Only the lines containing "aspirate" should appear in the answer, copied from the listing below.
===== Extracted entries =====
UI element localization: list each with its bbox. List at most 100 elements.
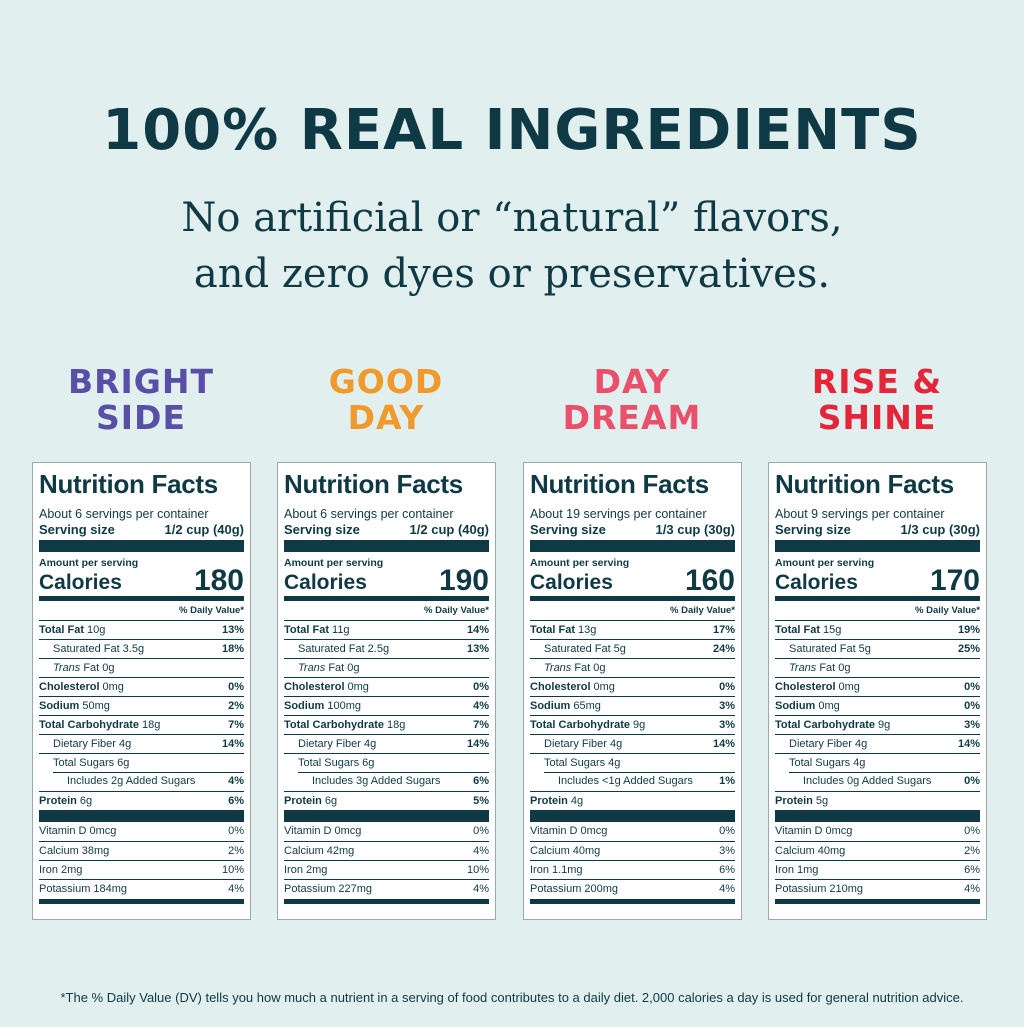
vitamin-name: Iron: [39, 864, 58, 876]
rule-thick: [284, 540, 489, 552]
calories: 190: [438, 564, 489, 597]
nutrient-row: Saturated Fat 5g 24%: [530, 639, 735, 658]
vitamin-dv: 10%: [466, 864, 489, 876]
dv-header: % Daily Value*: [670, 605, 735, 616]
nutrient-name-rest: Fat: [819, 662, 836, 674]
rule-medium: [775, 899, 980, 904]
vitamin: Potassium 184mg: [39, 880, 127, 898]
calories-label: Calories: [775, 571, 858, 594]
nutrient-amount: 0mg: [838, 681, 860, 693]
vitamin-amount: 0mcg: [580, 825, 608, 837]
nutrient-row: Includes 3g Added Sugars 6%: [284, 772, 489, 791]
vitamin-name: Vitamin D: [284, 825, 332, 837]
nutrient-name: Cholesterol: [39, 681, 100, 693]
nutrient-name: Includes 0g Added Sugars: [803, 775, 932, 787]
calories-row: Calories 170: [775, 564, 980, 597]
calories-row: Calories 190: [284, 564, 489, 597]
calories: 160: [684, 564, 735, 597]
nutrient-dv: 25%: [957, 643, 980, 655]
amount-per-serving: Amount per serving: [530, 557, 630, 569]
calories-label: Calories: [530, 571, 613, 594]
nutrient-dv: 13%: [221, 624, 244, 636]
vitamin-name: Calcium: [39, 845, 79, 857]
nutrient-name: Dietary Fiber: [789, 738, 852, 750]
nutrient: Total Fat 13g: [530, 621, 596, 639]
vitamin: Calcium 40mg: [775, 842, 845, 860]
nutrient-name: Total Carbohydrate: [775, 719, 876, 731]
nutrient-amount: 2.5g: [367, 643, 390, 655]
nutrient-name: Trans: [789, 662, 817, 674]
nutrient-row: Total Carbohydrate 18g 7%: [39, 715, 244, 734]
nutrient-name: Total Carbohydrate: [39, 719, 140, 731]
product-name-line: SIDE: [96, 398, 186, 437]
nutrient-row: Total Fat 13g 17%: [530, 620, 735, 639]
vitamin: Calcium 40mg: [530, 842, 600, 860]
nutrient-row: Total Sugars 4g: [530, 753, 735, 772]
nutrient-dv: 1%: [719, 775, 735, 787]
nutrient: Includes 3g Added Sugars: [284, 772, 440, 791]
nutrient-amount: 15g: [823, 624, 842, 636]
nutrient: Cholesterol 0mg: [530, 678, 615, 696]
vitamin-row: Iron 1.1mg 6%: [530, 860, 735, 879]
nutrient: Total Sugars 6g: [39, 754, 129, 772]
product-name-line: GOOD: [328, 362, 444, 401]
vitamin: Vitamin D 0mcg: [530, 822, 607, 841]
nutrient-name: Saturated Fat: [789, 643, 856, 655]
nutrient-name: Saturated Fat: [298, 643, 365, 655]
vitamin-row: Vitamin D 0mcg 0%: [284, 822, 489, 841]
nutrient-name: Sodium: [530, 700, 571, 712]
nutrient: Total Carbohydrate 9g: [530, 716, 645, 734]
serving-size-label: Serving size: [39, 522, 115, 537]
nutrient-amount: 100mg: [327, 700, 361, 712]
vitamin-amount: 200mg: [584, 883, 618, 895]
subtitle: No artificial or “natural” flavors, and …: [0, 190, 1024, 302]
nutrient-dv: 18%: [221, 643, 244, 655]
nutrient-row: Dietary Fiber 4g 14%: [39, 734, 244, 753]
nutrient: Cholesterol 0mg: [284, 678, 369, 696]
nutrient-amount: 0mg: [347, 681, 369, 693]
serving-size-label: Serving size: [775, 522, 851, 537]
servings: About 6 servings per container: [284, 507, 454, 521]
nutrient: Cholesterol 0mg: [775, 678, 860, 696]
dv-header: % Daily Value*: [915, 605, 980, 616]
vitamin-dv: 4%: [964, 883, 980, 895]
nutrient-name: Total Carbohydrate: [284, 719, 385, 731]
nutrient-name: Trans: [53, 662, 81, 674]
nutrient-amount: 4g: [609, 738, 623, 750]
nutrition-label: Nutrition Facts About 6 servings per cont…: [277, 462, 496, 920]
nutrient-amount: 11g: [332, 624, 350, 636]
nutrient-dv: 14%: [712, 738, 735, 750]
rule-thick: [284, 810, 489, 822]
nutrient-amount: 0mg: [102, 681, 124, 693]
nutrient: Trans Fat 0g: [775, 659, 850, 677]
nutrient-amount: 10g: [87, 624, 106, 636]
nutrient-row: Cholesterol 0mg 0%: [39, 677, 244, 696]
nutrient: Dietary Fiber 4g: [284, 735, 376, 753]
calories-row: Calories 160: [530, 564, 735, 597]
vitamin-dv: 2%: [964, 845, 980, 857]
nutrient-row: Trans Fat 0g: [775, 658, 980, 677]
nutrient-dv: 0%: [719, 681, 735, 693]
dv-header: % Daily Value*: [179, 605, 244, 616]
vitamin-row: Calcium 42mg 4%: [284, 841, 489, 860]
nutrient-amount: 5g: [815, 795, 829, 807]
nutrient: Dietary Fiber 4g: [775, 735, 867, 753]
nutrient-dv: 13%: [466, 643, 489, 655]
nutrient-name: Cholesterol: [284, 681, 345, 693]
calories: 170: [929, 564, 980, 597]
vitamin: Vitamin D 0mcg: [39, 822, 116, 841]
nutrient: Total Sugars 4g: [775, 754, 865, 772]
nutrient-name: Includes 3g Added Sugars: [312, 775, 441, 787]
nutrient-dv: 0%: [228, 681, 244, 693]
nutrient-row: Total Sugars 6g: [284, 753, 489, 772]
serving-size-label: Serving size: [284, 522, 360, 537]
nutrient-row: Protein 6g 5%: [284, 791, 489, 810]
nutrient-dv: 3%: [964, 719, 980, 731]
nutrient: Includes <1g Added Sugars: [530, 772, 693, 791]
label-title: Nutrition Facts: [530, 469, 709, 499]
nutrient-row: Cholesterol 0mg 0%: [775, 677, 980, 696]
nutrient-name: Includes 2g Added Sugars: [67, 775, 196, 787]
nutrient: Total Fat 10g: [39, 621, 105, 639]
serving-size-label: Serving size: [530, 522, 606, 537]
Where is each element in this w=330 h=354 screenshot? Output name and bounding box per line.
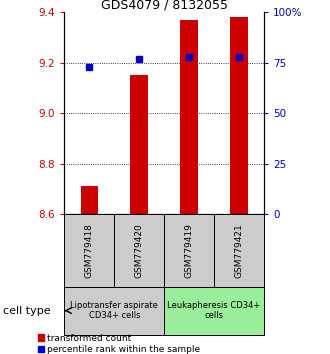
Bar xyxy=(114,214,164,287)
Bar xyxy=(181,20,198,214)
Bar xyxy=(81,187,98,214)
Bar xyxy=(130,75,148,214)
Text: GSM779420: GSM779420 xyxy=(135,223,144,278)
Text: GSM779421: GSM779421 xyxy=(235,223,244,278)
Bar xyxy=(64,214,114,287)
Bar xyxy=(64,287,164,335)
Legend: transformed count, percentile rank within the sample: transformed count, percentile rank withi… xyxy=(38,333,201,354)
Text: Leukapheresis CD34+
cells: Leukapheresis CD34+ cells xyxy=(167,301,261,320)
Bar xyxy=(164,287,264,335)
Title: GDS4079 / 8132055: GDS4079 / 8132055 xyxy=(101,0,228,11)
Text: Lipotransfer aspirate
CD34+ cells: Lipotransfer aspirate CD34+ cells xyxy=(70,301,158,320)
Text: cell type: cell type xyxy=(3,306,51,316)
Bar xyxy=(164,214,214,287)
Bar xyxy=(230,17,248,214)
Text: GSM779419: GSM779419 xyxy=(184,223,194,278)
Text: GSM779418: GSM779418 xyxy=(85,223,94,278)
Bar xyxy=(214,214,264,287)
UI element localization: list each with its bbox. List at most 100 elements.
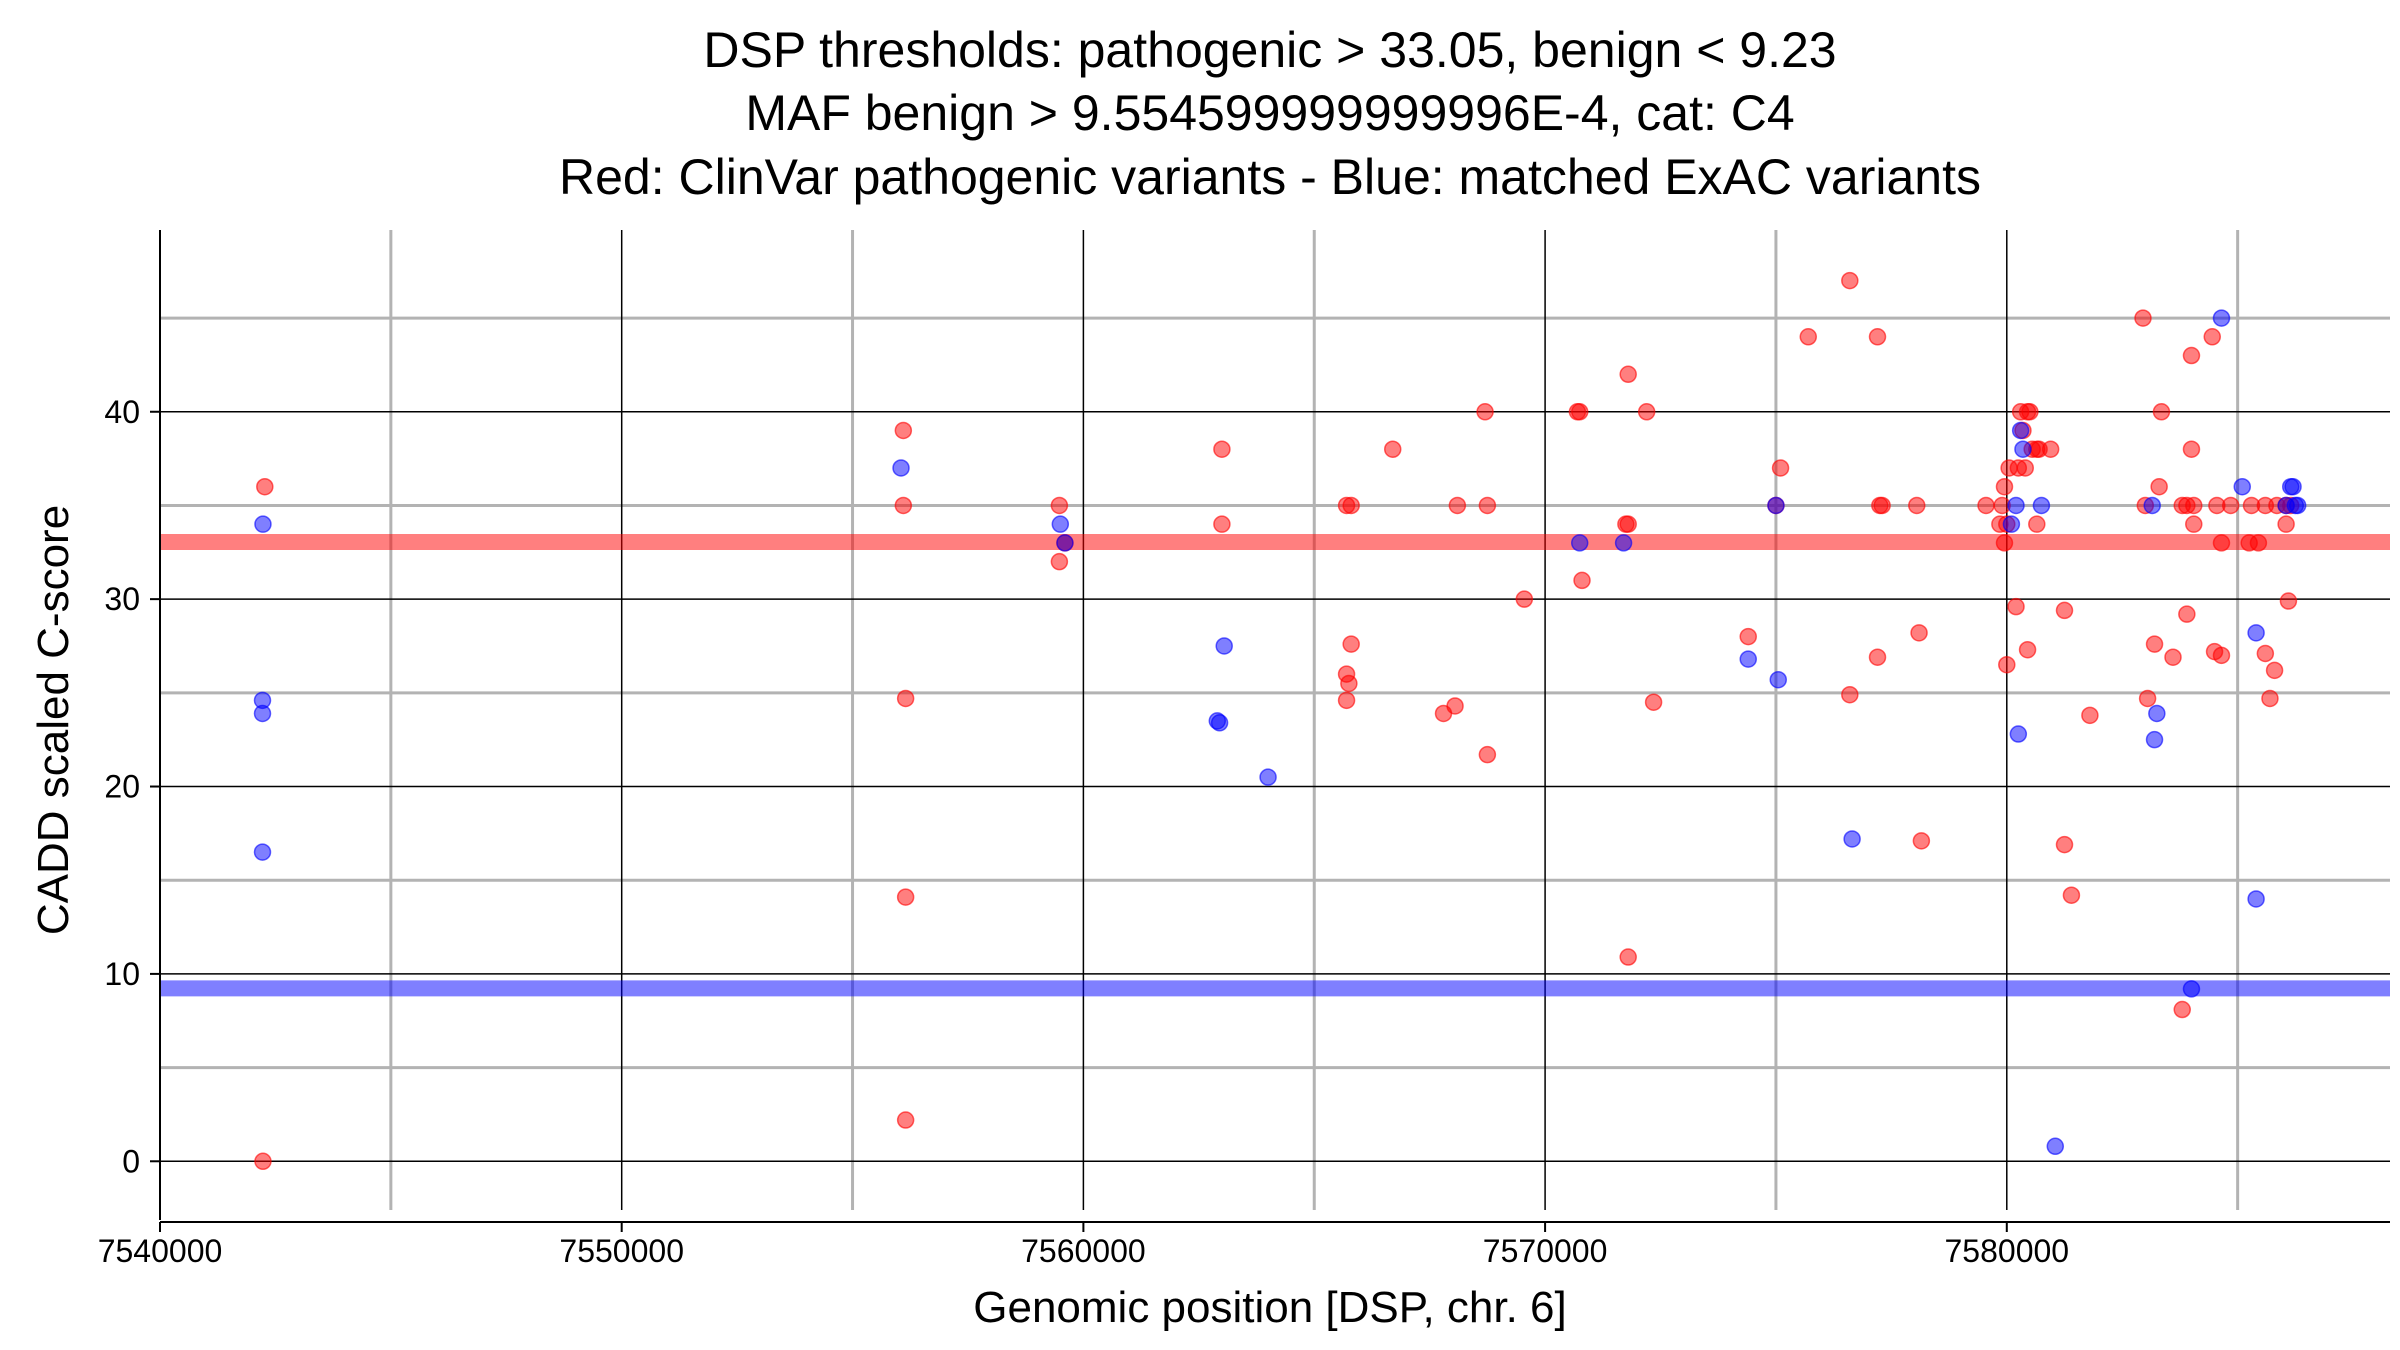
pathogenic-point xyxy=(2185,515,2203,533)
pathogenic-point xyxy=(1995,534,2014,552)
pathogenic-point xyxy=(2021,403,2039,421)
pathogenic-point xyxy=(1342,635,1360,653)
pathogenic-point xyxy=(1515,590,1534,608)
chart-title-line-3: Red: ClinVar pathogenic variants - Blue:… xyxy=(559,149,1981,205)
pathogenic-point xyxy=(1637,403,1656,421)
pathogenic-point xyxy=(2277,515,2295,533)
pathogenic-point xyxy=(1573,571,1591,590)
pathogenic-point xyxy=(1213,515,1231,533)
pathogenic-point xyxy=(2182,440,2201,458)
pathogenic-point xyxy=(2018,640,2037,659)
pathogenic-point xyxy=(2212,534,2231,552)
pathogenic-point xyxy=(1771,459,1790,477)
pathogenic-point xyxy=(1050,552,1069,571)
pathogenic-point xyxy=(2203,328,2221,346)
pathogenic-point xyxy=(1619,515,1637,533)
exac-point xyxy=(2002,515,2021,533)
pathogenic-point xyxy=(1868,328,1887,346)
pathogenic-point xyxy=(1448,496,1467,515)
exac-point xyxy=(2233,477,2252,496)
exac-point xyxy=(1056,534,1074,552)
pathogenic-point xyxy=(1841,271,1859,290)
pathogenic-point xyxy=(894,496,913,515)
exac-point xyxy=(1210,714,1229,732)
exac-point xyxy=(892,459,910,477)
pathogenic-point xyxy=(2081,706,2099,725)
pathogenic-point xyxy=(1342,496,1360,515)
pathogenic-point xyxy=(2261,689,2279,708)
pathogenic-point xyxy=(1619,365,1637,384)
pathogenic-point xyxy=(1213,440,1231,458)
pathogenic-point xyxy=(2279,592,2298,610)
exac-point xyxy=(253,704,272,723)
pathogenic-point xyxy=(2178,605,2196,623)
pathogenic-point xyxy=(2173,1000,2191,1019)
exac-point xyxy=(2145,730,2164,749)
exac-point xyxy=(2032,496,2051,515)
pathogenic-point xyxy=(2212,646,2231,665)
pathogenic-point xyxy=(2182,346,2201,365)
y-tick-label: 0 xyxy=(122,1143,140,1179)
pathogenic-point xyxy=(2138,689,2157,708)
exac-point xyxy=(2288,496,2307,515)
exac-point xyxy=(2014,440,2032,458)
pathogenic-point xyxy=(2134,309,2152,327)
y-tick-label: 20 xyxy=(104,769,140,805)
pathogenic-point xyxy=(2062,886,2081,904)
pathogenic-point xyxy=(2221,496,2240,515)
exac-point xyxy=(1769,670,1788,689)
pathogenic-point xyxy=(1799,328,1818,346)
pathogenic-point xyxy=(256,477,274,496)
pathogenic-point xyxy=(2055,835,2074,854)
pathogenic-point xyxy=(1644,693,1663,711)
x-axis-label: Genomic position [DSP, chr. 6] xyxy=(973,1283,1566,1332)
pathogenic-point xyxy=(2256,644,2275,663)
pathogenic-point xyxy=(1912,832,1931,850)
pathogenic-point xyxy=(1910,624,1928,642)
pathogenic-point xyxy=(2249,534,2268,552)
exac-point xyxy=(253,843,272,861)
pathogenic-point xyxy=(2152,403,2171,421)
x-tick-label: 7580000 xyxy=(1945,1233,2070,1269)
y-tick-label: 10 xyxy=(104,956,140,992)
pathogenic-point xyxy=(1478,496,1497,515)
exac-point xyxy=(2011,421,2030,440)
grid-minor xyxy=(160,230,2390,1210)
pathogenic-point xyxy=(2007,597,2025,616)
pathogenic-point xyxy=(254,1152,272,1171)
x-tick-label: 7550000 xyxy=(559,1233,684,1269)
pathogenic-point xyxy=(2145,635,2164,653)
pathogenic-point xyxy=(2265,661,2284,680)
exac-point xyxy=(2009,725,2028,743)
exac-point xyxy=(2212,309,2231,327)
exac-point xyxy=(2143,496,2161,515)
exac-point xyxy=(1570,534,1589,552)
y-axis: 0 10 20 30 40 xyxy=(104,230,161,1220)
exac-point xyxy=(2247,890,2265,908)
pathogenic-point xyxy=(1337,691,1356,710)
exac-point xyxy=(2247,624,2265,642)
pathogenic-point xyxy=(1446,697,1464,715)
pathogenic-point xyxy=(1340,674,1358,693)
pathogenic-point xyxy=(1873,496,1891,515)
pathogenic-point xyxy=(896,1111,915,1129)
x-axis: 7540000 7550000 7560000 7570000 7580000 xyxy=(98,1221,2390,1269)
y-tick-label: 30 xyxy=(104,581,140,617)
pathogenic-point xyxy=(896,888,915,906)
exac-point xyxy=(2182,980,2201,998)
exac-point xyxy=(2046,1137,2065,1156)
pathogenic-point xyxy=(1050,496,1069,515)
pathogenic-point xyxy=(1998,655,2016,674)
exac-point xyxy=(2148,704,2166,723)
y-axis-label: CADD scaled C-score xyxy=(29,505,78,935)
pathogenic-point xyxy=(1739,627,1757,646)
chart-title-line-2: MAF benign > 9.554599999999996E-4, cat: … xyxy=(745,85,1794,141)
exac-point xyxy=(1215,637,1233,655)
pathogenic-point xyxy=(896,689,915,708)
pathogenic-point xyxy=(1570,403,1589,421)
exac-point xyxy=(1614,534,1633,552)
exac-point xyxy=(1767,496,1785,515)
data-points xyxy=(253,271,2307,1171)
pathogenic-point xyxy=(1977,496,1995,515)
=====
- **Answer for the task**
Text: Lipotransfer aspirate
CD34+ cells: Lipotransfer aspirate CD34+ cells xyxy=(70,301,158,320)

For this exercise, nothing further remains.